= THE PROBLEM =
Those lines of the records that contain "could" are to be located and copied.

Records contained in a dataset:
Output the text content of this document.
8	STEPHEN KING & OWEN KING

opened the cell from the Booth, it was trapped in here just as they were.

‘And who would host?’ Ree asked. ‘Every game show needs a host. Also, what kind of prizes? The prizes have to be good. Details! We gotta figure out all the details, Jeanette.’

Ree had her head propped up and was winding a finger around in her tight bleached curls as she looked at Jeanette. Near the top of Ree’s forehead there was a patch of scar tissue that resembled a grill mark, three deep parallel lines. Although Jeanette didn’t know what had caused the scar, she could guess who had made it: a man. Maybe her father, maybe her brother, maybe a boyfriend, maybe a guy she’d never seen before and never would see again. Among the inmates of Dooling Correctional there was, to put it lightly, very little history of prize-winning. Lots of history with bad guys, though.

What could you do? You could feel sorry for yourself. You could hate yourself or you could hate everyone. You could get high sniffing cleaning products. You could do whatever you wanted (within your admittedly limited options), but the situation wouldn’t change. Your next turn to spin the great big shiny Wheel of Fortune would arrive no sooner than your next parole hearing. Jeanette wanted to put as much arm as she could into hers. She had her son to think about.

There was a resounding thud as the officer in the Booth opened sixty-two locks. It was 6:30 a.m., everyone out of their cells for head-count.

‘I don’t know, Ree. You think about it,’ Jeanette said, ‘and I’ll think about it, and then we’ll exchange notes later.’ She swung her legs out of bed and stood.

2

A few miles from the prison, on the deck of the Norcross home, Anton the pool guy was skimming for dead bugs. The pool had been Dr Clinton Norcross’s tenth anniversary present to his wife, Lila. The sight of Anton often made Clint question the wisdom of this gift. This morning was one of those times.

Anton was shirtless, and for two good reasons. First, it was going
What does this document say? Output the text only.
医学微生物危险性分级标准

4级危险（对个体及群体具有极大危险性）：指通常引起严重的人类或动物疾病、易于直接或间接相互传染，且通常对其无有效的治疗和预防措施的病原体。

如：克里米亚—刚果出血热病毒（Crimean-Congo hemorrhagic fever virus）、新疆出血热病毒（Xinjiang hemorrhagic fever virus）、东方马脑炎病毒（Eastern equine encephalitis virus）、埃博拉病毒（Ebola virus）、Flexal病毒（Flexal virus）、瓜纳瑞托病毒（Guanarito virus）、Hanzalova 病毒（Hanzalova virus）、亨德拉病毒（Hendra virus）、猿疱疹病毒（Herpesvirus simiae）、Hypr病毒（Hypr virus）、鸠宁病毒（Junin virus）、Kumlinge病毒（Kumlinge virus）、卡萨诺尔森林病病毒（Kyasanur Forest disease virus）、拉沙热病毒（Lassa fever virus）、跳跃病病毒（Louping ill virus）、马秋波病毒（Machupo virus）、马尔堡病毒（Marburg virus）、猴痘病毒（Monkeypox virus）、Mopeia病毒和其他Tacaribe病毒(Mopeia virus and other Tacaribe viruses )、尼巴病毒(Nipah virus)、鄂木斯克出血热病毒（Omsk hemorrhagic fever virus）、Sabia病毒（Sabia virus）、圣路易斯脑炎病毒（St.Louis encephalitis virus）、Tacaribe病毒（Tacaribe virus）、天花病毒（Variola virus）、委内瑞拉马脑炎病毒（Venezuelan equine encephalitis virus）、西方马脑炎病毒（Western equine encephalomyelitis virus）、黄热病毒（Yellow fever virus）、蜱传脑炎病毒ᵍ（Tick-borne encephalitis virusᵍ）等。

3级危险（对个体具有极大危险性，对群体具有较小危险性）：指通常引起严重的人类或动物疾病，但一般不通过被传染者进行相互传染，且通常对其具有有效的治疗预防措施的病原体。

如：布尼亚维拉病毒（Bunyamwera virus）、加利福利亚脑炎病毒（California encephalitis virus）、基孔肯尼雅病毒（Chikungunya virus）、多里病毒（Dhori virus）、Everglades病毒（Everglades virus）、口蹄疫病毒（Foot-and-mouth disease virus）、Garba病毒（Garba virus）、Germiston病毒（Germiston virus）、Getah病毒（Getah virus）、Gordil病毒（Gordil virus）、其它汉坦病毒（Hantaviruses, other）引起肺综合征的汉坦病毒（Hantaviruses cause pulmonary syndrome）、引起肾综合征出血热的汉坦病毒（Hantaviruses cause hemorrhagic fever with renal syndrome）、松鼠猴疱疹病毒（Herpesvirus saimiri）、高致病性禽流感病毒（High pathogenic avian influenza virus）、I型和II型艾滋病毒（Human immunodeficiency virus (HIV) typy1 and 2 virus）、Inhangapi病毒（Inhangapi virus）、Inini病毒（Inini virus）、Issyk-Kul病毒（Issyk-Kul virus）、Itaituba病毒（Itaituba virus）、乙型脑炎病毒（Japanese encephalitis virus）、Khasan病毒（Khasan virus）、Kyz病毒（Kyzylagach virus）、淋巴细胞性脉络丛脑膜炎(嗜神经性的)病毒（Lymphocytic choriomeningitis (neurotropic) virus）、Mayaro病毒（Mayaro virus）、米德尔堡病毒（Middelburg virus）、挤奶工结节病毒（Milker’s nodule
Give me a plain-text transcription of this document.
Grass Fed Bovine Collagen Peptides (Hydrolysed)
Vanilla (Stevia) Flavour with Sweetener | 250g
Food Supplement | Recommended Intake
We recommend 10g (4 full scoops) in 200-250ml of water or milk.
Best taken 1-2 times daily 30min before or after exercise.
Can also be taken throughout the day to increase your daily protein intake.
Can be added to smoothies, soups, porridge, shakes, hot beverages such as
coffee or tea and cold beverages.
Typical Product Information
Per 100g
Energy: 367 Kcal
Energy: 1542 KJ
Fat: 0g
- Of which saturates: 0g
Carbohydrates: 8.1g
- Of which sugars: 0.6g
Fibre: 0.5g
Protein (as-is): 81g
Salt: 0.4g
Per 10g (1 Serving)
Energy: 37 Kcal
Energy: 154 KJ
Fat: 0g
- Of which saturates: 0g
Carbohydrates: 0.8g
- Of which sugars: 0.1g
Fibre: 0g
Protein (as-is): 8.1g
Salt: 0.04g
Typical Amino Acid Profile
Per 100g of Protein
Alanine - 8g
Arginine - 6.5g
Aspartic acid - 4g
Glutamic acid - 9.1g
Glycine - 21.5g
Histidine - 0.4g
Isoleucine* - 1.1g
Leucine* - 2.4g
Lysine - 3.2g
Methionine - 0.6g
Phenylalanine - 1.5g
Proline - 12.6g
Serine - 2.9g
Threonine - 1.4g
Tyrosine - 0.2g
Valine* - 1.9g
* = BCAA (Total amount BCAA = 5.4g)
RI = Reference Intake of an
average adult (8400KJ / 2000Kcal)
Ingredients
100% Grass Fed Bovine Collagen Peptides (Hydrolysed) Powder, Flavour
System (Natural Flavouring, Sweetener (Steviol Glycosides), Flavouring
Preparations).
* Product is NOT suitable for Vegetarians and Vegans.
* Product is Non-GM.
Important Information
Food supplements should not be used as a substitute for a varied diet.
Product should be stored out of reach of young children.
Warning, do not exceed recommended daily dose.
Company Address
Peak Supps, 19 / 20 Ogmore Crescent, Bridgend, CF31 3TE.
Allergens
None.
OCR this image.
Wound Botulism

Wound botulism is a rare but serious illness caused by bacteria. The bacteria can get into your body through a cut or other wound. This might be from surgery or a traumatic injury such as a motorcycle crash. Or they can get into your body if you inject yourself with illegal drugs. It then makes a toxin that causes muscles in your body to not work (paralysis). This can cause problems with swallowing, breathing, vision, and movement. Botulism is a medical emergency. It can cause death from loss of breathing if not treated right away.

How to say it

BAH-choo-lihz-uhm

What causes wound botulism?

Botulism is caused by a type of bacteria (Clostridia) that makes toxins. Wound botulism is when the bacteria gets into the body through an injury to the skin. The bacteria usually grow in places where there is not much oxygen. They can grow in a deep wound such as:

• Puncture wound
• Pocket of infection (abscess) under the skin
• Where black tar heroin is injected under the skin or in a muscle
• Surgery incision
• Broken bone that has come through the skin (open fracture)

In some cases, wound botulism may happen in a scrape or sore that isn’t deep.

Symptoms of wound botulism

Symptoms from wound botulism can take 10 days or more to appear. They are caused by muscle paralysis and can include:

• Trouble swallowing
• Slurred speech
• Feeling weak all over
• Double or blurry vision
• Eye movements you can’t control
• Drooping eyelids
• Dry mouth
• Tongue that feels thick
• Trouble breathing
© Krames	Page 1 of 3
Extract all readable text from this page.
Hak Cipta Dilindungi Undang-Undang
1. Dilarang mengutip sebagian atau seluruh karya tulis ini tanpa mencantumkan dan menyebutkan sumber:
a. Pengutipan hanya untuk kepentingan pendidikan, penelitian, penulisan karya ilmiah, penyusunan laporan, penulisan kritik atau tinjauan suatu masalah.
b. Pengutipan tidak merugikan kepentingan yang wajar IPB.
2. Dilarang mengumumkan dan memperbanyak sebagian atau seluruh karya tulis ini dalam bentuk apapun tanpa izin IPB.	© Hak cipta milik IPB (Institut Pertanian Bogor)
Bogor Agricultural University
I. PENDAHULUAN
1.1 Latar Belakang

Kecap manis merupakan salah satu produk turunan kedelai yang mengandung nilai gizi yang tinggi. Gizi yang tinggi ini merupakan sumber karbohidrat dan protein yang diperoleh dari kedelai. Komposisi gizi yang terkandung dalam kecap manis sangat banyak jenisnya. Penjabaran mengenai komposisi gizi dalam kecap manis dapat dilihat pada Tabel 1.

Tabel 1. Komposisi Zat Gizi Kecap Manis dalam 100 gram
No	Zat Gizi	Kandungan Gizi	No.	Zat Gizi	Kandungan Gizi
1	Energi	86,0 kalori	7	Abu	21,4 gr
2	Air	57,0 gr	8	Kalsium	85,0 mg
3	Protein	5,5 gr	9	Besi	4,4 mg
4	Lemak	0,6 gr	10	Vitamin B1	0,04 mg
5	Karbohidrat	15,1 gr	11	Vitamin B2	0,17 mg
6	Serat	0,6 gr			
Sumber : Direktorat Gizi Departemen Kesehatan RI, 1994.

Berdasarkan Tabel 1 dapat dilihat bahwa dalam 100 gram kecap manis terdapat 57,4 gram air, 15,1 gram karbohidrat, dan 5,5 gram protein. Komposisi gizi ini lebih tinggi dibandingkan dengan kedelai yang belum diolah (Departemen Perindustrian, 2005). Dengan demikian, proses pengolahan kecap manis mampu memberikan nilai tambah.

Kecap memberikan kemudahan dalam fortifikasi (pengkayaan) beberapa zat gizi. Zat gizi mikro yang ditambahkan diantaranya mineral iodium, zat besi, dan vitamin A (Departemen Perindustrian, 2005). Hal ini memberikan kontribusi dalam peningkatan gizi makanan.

= THE COMPLETED TASK =
Ree had her head propped up and was winding a finger around in her tight bleached curls as she looked at Jeanette. Near the top of Ree’s forehead there was a patch of scar tissue that resembled a grill mark, three deep parallel lines. Although Jeanette didn’t know what had caused the scar, she could guess who had made it: a man. Maybe her father, maybe her brother, maybe a boyfriend, maybe a guy she’d never seen before and never would see again. Among the inmates of Dooling Correctional there was, to put it lightly, very little history of prize-winning. Lots of history with bad guys, though.
What could you do? You could feel sorry for yourself. You could hate yourself or you could hate everyone. You could get high sniffing cleaning products. You could do whatever you wanted (within your admittedly limited options), but the situation wouldn’t change. Your next turn to spin the great big shiny Wheel of Fortune would arrive no sooner than your next parole hearing. Jeanette wanted to put as much arm as she could into hers. She had her son to think about.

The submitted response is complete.